─── Data for this exercise

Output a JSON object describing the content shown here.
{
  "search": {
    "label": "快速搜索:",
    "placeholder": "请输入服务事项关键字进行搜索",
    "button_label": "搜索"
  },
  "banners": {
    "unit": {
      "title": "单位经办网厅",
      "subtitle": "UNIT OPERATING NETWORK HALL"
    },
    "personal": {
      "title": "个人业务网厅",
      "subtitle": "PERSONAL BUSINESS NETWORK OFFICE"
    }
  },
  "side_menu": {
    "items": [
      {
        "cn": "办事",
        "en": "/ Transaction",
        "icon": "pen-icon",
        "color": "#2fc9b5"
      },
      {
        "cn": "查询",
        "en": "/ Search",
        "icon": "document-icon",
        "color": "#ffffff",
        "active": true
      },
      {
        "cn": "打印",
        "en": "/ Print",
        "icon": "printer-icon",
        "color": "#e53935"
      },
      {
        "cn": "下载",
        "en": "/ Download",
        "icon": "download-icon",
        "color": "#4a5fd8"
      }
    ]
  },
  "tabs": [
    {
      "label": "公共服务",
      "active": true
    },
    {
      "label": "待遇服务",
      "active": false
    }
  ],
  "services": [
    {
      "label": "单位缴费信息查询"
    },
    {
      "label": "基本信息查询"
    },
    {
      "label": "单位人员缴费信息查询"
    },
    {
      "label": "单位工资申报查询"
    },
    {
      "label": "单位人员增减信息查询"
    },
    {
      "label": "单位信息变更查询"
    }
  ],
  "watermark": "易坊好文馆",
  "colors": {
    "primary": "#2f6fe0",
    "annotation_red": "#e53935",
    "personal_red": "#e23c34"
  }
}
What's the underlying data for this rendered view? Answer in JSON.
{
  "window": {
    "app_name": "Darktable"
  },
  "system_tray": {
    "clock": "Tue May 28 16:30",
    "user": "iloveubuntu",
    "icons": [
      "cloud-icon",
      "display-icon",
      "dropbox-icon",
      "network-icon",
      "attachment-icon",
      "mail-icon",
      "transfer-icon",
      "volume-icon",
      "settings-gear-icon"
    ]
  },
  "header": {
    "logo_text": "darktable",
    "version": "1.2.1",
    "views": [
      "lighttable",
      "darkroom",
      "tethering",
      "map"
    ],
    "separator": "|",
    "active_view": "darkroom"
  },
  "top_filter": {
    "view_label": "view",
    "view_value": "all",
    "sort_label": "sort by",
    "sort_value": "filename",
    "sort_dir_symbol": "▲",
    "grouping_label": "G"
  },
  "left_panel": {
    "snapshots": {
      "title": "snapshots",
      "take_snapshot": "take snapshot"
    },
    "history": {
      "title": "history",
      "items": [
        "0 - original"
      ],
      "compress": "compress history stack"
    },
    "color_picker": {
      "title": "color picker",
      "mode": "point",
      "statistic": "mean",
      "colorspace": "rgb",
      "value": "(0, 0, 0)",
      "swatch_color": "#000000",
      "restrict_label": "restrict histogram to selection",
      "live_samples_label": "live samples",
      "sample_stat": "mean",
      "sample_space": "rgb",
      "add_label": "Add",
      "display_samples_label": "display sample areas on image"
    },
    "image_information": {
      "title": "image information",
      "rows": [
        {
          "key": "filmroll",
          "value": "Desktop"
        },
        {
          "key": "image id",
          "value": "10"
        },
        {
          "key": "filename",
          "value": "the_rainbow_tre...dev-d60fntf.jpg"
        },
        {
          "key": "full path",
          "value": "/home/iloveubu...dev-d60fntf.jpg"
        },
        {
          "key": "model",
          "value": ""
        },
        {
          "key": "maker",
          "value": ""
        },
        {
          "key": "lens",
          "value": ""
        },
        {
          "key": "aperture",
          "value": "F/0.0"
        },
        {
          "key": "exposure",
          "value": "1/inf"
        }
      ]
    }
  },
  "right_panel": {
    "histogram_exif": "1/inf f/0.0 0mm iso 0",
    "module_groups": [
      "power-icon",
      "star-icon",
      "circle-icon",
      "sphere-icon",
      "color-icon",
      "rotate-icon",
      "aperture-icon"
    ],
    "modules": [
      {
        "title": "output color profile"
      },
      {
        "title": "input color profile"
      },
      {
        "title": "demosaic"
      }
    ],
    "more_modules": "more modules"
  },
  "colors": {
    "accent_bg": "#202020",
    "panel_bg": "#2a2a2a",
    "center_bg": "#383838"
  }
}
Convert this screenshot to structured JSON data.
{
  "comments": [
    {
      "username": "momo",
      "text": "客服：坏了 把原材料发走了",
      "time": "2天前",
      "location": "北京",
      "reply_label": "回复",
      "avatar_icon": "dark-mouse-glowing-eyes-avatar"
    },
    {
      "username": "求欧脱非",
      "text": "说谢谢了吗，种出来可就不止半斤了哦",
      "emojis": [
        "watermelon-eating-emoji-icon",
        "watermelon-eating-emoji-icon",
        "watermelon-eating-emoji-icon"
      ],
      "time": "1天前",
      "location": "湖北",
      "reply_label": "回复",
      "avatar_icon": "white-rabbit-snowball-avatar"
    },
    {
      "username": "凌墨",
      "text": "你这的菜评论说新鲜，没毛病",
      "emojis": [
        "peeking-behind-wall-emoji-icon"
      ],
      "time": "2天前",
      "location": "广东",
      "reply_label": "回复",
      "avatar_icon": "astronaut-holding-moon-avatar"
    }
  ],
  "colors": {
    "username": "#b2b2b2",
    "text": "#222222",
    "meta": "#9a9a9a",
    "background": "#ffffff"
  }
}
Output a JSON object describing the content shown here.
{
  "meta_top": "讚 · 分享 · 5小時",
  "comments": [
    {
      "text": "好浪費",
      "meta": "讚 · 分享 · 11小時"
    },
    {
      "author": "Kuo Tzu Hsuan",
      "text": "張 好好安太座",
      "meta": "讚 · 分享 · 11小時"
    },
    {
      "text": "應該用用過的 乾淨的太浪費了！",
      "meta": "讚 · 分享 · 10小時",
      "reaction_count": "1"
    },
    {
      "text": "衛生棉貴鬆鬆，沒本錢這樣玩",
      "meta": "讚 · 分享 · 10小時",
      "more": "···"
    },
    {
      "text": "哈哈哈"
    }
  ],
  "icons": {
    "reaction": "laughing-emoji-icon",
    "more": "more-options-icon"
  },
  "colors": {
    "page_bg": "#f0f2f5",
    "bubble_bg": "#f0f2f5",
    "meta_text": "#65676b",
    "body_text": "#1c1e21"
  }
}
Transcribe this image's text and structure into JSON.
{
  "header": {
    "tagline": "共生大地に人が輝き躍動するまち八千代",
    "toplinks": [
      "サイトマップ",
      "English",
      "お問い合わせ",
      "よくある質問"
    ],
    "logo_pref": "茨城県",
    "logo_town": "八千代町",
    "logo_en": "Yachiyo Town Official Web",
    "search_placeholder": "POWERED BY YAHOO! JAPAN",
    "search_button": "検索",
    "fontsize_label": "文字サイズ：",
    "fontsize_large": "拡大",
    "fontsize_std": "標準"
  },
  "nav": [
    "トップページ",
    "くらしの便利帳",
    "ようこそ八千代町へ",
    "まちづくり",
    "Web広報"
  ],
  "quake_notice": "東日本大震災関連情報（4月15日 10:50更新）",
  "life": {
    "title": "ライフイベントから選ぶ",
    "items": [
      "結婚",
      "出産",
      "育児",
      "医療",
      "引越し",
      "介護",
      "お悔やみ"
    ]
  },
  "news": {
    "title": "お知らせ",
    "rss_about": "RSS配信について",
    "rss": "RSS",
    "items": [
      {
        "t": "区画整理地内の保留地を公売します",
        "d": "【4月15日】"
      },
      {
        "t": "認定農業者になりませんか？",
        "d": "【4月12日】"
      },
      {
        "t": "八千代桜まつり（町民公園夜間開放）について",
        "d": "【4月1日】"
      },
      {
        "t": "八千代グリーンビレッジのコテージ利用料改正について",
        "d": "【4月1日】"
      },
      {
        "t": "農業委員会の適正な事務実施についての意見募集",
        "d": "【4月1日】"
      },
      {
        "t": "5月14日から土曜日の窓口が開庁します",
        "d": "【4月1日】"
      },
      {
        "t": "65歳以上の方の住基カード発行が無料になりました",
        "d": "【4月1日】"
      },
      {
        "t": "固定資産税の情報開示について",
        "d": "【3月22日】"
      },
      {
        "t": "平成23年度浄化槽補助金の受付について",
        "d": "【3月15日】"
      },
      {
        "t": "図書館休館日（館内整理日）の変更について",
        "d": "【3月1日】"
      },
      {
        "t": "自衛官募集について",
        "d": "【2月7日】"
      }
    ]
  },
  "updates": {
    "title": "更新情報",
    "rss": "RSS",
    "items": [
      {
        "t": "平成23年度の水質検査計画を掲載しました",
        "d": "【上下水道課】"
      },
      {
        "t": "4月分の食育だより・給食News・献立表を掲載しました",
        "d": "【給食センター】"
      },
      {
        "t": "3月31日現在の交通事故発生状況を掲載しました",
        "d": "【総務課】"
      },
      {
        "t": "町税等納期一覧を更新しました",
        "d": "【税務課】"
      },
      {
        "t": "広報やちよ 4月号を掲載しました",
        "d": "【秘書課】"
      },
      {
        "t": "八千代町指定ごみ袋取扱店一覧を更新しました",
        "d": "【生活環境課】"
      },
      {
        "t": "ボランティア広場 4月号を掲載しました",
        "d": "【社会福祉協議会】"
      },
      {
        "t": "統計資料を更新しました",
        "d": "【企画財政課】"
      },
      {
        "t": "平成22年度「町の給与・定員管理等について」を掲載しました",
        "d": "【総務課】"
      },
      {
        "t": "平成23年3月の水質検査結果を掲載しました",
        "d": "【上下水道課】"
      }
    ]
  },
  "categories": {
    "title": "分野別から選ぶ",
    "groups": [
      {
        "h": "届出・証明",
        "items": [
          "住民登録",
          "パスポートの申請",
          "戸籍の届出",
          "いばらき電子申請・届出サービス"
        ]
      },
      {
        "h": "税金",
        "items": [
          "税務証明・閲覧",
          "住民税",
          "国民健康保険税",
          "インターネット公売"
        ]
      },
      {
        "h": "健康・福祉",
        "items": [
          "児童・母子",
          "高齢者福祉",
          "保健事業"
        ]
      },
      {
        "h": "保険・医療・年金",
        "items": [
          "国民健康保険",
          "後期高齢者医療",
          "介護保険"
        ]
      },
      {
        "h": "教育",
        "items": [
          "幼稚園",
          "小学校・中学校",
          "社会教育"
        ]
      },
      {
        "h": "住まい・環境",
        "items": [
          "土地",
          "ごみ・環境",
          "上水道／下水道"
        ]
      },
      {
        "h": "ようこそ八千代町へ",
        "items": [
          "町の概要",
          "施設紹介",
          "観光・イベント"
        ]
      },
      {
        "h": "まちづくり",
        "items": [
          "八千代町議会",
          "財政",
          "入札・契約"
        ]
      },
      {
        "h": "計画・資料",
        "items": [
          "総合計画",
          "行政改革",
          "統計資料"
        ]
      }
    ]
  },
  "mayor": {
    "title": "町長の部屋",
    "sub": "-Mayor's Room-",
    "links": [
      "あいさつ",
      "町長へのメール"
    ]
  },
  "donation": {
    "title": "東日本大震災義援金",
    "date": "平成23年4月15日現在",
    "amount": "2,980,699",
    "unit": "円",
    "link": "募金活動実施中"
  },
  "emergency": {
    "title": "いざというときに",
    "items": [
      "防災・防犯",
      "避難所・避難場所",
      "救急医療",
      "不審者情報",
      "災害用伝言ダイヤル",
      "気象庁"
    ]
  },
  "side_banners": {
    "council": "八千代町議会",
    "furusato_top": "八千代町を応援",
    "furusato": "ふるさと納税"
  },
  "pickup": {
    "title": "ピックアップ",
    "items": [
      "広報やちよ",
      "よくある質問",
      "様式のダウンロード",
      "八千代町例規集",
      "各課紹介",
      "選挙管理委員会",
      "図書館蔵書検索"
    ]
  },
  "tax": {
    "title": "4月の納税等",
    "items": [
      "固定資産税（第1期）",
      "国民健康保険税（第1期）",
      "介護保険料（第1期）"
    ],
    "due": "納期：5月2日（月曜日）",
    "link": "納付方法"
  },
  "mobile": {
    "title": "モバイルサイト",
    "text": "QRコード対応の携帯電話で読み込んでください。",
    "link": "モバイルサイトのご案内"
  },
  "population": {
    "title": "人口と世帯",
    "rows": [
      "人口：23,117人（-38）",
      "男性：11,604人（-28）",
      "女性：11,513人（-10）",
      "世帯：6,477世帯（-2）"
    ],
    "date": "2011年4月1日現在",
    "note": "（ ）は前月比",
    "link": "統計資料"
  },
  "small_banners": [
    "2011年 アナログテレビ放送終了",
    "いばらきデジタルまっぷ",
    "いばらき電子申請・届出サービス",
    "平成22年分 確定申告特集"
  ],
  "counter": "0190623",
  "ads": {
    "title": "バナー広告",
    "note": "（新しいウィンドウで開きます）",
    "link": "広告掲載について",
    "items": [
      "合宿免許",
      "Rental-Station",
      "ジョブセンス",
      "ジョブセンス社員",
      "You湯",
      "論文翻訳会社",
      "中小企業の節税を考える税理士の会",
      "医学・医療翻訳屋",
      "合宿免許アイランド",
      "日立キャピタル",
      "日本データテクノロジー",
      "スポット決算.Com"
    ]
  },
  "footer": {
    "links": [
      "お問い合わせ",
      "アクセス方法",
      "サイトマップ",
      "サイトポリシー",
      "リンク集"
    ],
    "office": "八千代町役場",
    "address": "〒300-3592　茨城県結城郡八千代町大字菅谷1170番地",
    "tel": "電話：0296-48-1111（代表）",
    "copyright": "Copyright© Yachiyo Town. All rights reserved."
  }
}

──────

Requirements:
Identify each line in the records above that contains the word "display", and copy it out in full.

Problem solution:
      "display-icon",
      "display_samples_label": "display sample areas on image"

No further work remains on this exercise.